Goal: Look through the material below. Copy every line with the string "Named" in it.

━━━━━━━━━━━━━━━━━━━━

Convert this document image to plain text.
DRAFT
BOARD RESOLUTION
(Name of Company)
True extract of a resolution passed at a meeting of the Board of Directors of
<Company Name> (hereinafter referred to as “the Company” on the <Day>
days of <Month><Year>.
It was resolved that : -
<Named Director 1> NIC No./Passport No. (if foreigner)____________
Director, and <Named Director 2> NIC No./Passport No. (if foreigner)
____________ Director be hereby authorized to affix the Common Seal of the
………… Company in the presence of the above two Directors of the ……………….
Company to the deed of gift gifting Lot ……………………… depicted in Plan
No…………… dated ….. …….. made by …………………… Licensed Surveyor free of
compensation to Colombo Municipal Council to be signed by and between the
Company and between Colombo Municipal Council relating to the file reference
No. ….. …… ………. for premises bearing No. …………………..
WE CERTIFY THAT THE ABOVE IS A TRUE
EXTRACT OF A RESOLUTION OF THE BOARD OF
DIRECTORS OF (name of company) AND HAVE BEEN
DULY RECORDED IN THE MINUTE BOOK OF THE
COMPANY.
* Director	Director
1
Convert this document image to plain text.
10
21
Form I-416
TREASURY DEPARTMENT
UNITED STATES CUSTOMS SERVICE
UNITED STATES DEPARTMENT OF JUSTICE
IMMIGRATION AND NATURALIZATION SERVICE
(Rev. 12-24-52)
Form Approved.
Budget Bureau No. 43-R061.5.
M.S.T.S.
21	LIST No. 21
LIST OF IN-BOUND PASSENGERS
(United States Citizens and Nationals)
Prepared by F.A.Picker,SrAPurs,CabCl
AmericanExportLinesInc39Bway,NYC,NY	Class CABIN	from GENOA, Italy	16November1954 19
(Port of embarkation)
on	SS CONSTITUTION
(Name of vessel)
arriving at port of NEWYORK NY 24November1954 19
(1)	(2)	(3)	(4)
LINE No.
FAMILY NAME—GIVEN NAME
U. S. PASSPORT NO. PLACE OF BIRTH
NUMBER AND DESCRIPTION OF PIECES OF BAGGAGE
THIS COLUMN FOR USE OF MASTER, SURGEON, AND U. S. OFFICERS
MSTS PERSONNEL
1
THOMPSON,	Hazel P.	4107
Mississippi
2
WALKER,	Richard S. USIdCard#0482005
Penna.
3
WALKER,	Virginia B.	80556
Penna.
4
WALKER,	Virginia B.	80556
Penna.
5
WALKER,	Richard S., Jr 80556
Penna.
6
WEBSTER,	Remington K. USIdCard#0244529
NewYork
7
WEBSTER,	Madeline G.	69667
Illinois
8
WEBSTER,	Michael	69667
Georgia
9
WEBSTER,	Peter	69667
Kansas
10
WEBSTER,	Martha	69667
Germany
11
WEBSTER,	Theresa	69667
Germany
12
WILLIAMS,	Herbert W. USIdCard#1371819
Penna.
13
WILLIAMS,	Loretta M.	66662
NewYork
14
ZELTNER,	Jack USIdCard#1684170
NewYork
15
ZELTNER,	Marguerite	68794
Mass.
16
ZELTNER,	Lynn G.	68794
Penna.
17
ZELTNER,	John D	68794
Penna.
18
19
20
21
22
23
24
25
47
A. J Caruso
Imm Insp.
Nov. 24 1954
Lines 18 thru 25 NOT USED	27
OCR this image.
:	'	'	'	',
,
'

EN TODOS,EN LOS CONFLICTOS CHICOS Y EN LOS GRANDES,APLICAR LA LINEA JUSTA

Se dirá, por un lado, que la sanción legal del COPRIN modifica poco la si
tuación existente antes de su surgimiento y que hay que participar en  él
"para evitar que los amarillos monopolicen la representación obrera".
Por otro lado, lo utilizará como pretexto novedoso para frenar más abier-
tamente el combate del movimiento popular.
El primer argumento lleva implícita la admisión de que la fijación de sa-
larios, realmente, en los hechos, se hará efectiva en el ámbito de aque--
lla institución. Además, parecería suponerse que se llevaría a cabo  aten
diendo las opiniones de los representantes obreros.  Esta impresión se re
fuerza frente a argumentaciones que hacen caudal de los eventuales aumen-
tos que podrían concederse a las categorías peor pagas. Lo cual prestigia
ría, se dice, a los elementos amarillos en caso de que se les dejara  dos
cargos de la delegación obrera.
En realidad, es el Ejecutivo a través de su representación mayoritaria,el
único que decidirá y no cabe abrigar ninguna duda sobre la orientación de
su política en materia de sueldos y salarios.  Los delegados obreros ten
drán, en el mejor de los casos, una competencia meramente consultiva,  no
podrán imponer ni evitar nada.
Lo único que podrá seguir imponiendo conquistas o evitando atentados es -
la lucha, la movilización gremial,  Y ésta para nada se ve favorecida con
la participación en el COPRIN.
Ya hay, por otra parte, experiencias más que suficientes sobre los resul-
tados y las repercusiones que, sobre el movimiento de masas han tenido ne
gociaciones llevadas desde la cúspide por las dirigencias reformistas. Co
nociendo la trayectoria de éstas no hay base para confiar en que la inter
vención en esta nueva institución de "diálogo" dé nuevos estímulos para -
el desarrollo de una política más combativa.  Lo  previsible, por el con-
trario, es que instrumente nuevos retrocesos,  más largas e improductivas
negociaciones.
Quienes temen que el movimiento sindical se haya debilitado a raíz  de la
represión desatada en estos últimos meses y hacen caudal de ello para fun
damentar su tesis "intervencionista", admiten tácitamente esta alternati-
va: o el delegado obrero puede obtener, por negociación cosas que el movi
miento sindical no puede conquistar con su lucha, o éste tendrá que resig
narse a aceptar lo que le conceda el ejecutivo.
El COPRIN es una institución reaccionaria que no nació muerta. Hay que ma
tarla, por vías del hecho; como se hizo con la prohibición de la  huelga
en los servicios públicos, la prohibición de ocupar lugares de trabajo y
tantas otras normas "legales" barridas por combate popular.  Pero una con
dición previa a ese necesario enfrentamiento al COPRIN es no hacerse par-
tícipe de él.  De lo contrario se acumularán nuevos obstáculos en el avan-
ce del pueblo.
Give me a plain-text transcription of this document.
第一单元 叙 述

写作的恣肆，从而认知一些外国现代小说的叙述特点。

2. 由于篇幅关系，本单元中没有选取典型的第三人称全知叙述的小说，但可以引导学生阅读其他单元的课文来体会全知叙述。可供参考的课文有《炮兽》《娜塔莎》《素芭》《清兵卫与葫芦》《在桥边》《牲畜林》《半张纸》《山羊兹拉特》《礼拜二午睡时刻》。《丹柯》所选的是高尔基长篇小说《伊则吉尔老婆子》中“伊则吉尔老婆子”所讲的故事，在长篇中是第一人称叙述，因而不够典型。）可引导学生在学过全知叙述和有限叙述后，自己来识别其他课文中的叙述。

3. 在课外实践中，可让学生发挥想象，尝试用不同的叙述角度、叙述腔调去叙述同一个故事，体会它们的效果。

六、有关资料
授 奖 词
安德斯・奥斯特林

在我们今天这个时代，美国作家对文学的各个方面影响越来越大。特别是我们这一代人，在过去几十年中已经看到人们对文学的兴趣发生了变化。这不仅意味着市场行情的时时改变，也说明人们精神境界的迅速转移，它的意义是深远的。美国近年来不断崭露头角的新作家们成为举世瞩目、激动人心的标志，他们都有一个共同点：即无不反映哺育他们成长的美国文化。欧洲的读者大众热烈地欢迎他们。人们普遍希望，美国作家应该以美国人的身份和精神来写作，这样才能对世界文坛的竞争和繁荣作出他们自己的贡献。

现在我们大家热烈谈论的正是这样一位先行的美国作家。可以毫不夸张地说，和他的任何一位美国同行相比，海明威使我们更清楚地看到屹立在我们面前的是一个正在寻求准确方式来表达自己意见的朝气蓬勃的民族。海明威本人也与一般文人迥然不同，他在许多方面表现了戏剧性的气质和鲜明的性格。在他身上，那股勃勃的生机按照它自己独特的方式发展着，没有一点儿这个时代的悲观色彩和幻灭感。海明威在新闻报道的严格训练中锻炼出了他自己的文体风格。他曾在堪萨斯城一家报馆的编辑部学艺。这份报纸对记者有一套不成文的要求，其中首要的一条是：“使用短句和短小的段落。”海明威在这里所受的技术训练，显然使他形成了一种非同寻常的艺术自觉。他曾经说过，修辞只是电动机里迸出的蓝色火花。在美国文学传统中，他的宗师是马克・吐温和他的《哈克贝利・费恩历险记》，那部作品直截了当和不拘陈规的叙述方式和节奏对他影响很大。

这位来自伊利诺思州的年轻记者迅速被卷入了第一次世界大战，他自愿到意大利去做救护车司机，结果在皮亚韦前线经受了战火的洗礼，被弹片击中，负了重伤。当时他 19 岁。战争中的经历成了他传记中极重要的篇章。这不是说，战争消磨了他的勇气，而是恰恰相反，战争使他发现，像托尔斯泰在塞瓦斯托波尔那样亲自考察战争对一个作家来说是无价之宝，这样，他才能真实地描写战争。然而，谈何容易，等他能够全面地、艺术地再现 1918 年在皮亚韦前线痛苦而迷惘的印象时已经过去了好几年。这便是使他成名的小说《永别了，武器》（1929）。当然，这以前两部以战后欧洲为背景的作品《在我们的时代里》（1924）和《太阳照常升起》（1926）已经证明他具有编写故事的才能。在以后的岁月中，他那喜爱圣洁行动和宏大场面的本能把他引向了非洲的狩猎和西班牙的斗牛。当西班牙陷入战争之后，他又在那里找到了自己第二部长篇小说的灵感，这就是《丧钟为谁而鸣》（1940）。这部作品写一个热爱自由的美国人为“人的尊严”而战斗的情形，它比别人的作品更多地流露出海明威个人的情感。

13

━━━━━━━━━━━━━━━━━━━━

Result:
<Named Director 1> NIC No./Passport No. (if foreigner)____________
Director, and <Named Director 2> NIC No./Passport No. (if foreigner)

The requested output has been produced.